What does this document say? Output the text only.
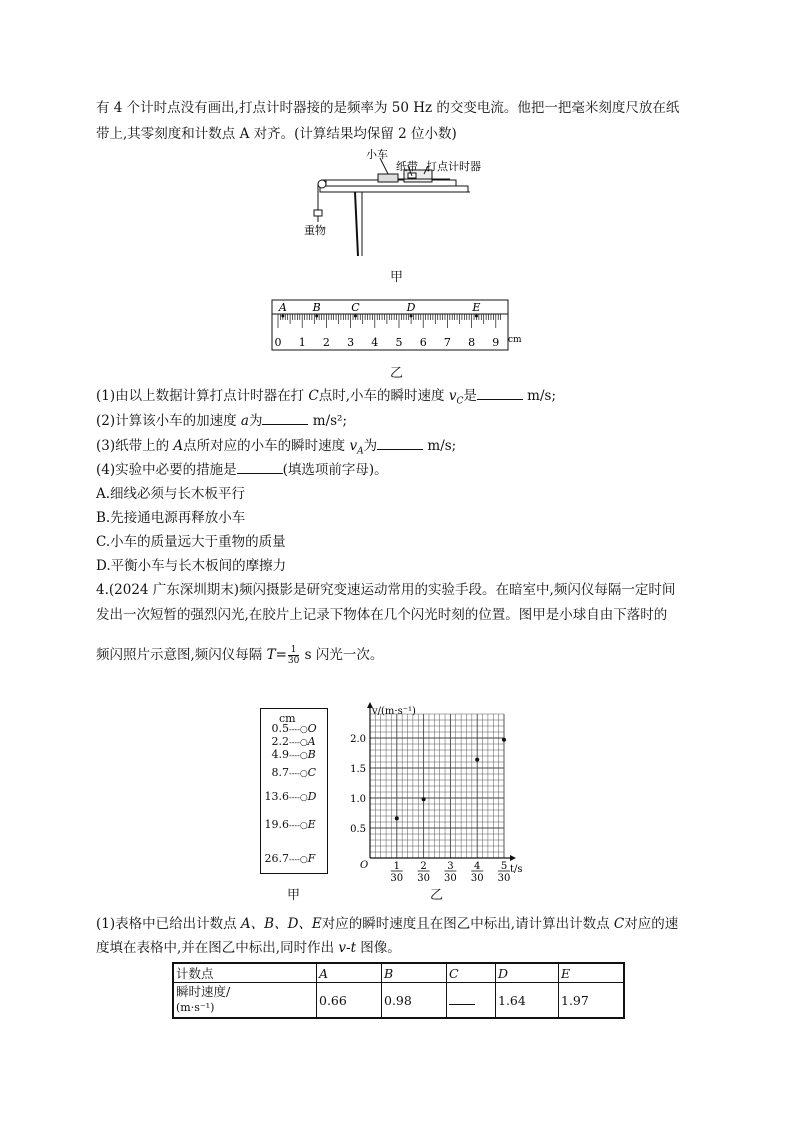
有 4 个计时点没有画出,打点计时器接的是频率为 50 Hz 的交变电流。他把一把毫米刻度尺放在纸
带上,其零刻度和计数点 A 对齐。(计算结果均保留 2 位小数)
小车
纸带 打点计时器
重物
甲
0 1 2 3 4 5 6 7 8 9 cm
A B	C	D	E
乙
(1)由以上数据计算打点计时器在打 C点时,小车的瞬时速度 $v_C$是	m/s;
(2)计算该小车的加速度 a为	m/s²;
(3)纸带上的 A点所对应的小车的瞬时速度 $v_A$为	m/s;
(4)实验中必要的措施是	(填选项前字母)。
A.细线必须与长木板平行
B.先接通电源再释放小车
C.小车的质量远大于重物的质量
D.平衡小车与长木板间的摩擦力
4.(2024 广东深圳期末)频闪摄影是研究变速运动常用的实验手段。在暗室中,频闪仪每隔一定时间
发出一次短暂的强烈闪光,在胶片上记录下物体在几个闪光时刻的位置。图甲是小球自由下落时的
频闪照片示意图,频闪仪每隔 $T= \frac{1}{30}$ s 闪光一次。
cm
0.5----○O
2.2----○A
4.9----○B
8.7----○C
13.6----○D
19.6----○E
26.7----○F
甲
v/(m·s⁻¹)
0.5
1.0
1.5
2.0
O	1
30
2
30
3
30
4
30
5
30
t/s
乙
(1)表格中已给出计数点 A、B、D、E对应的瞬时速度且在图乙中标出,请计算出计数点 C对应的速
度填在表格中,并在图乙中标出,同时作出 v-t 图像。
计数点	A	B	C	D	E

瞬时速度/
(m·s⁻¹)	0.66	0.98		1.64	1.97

- - -

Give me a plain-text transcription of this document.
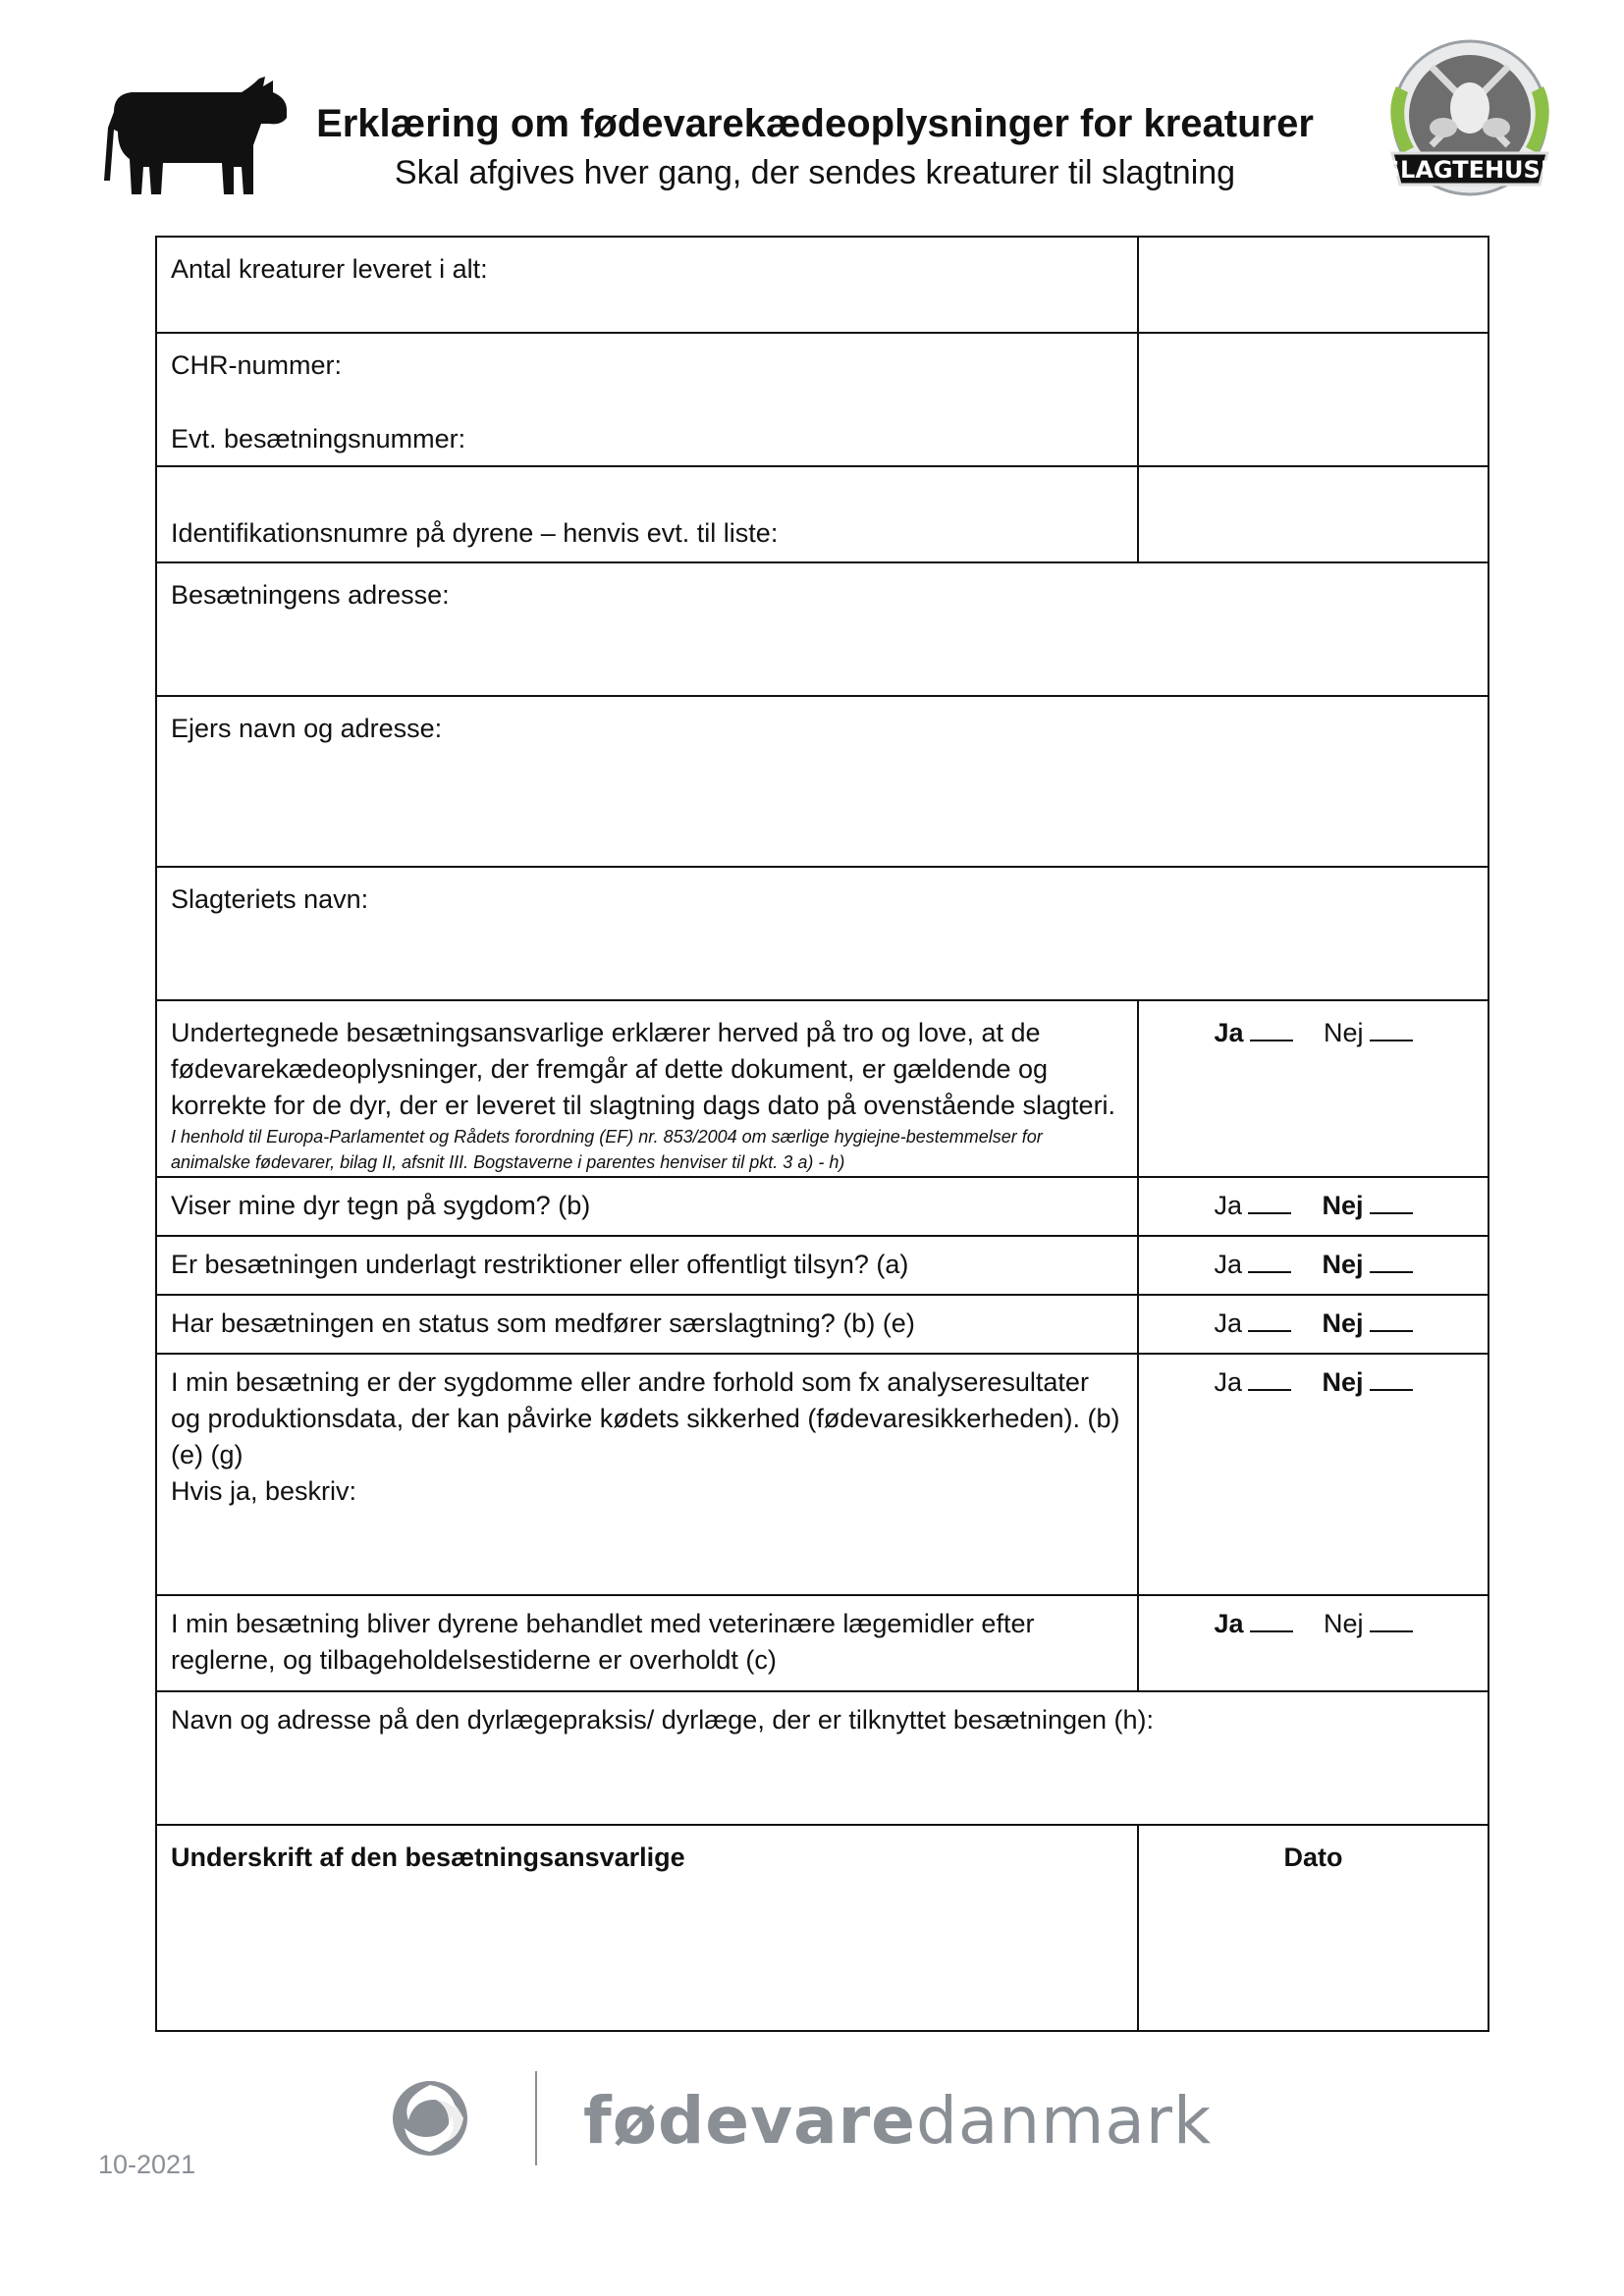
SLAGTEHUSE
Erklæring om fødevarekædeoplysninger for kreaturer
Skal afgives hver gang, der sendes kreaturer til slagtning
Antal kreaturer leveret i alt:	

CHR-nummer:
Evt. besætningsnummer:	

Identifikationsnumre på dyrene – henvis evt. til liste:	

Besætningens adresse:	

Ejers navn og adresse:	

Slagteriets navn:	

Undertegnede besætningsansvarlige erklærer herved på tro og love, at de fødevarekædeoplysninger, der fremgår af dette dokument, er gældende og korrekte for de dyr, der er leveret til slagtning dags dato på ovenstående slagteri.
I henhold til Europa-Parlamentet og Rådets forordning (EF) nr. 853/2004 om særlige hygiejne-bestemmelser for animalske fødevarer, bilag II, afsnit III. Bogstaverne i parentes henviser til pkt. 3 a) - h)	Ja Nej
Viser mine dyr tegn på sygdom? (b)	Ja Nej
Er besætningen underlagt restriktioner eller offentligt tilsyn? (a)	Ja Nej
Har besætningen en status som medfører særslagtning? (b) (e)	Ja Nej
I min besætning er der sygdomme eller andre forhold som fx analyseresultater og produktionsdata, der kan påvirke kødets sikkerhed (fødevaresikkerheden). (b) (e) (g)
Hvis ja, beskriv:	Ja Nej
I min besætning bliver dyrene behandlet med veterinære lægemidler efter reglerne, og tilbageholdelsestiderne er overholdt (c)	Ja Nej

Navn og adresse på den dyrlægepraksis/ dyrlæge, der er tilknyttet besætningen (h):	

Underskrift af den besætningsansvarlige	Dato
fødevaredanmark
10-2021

- - -

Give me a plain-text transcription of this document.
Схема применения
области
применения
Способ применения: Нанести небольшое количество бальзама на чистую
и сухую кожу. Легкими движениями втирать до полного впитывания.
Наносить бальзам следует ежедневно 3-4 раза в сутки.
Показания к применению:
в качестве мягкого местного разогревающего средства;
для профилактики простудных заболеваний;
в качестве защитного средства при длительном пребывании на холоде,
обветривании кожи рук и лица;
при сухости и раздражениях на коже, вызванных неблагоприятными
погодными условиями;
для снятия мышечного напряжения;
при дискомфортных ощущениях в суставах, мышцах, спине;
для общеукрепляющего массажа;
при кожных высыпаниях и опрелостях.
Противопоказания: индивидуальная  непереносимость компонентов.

- - -

_Set task_
In the records above, find each line holding "besætningsansvarlige" and copy it.

_Result below_
Undertegnede besætningsansvarlige erklærer herved på tro og love, at de fødevarekædeoplysninger, der fremgår af dette dokument, er gældende og korrekte for de dyr, der er leveret til slagtning dags dato på ovenstående slagteri.
Underskrift af den besætningsansvarlige	Dato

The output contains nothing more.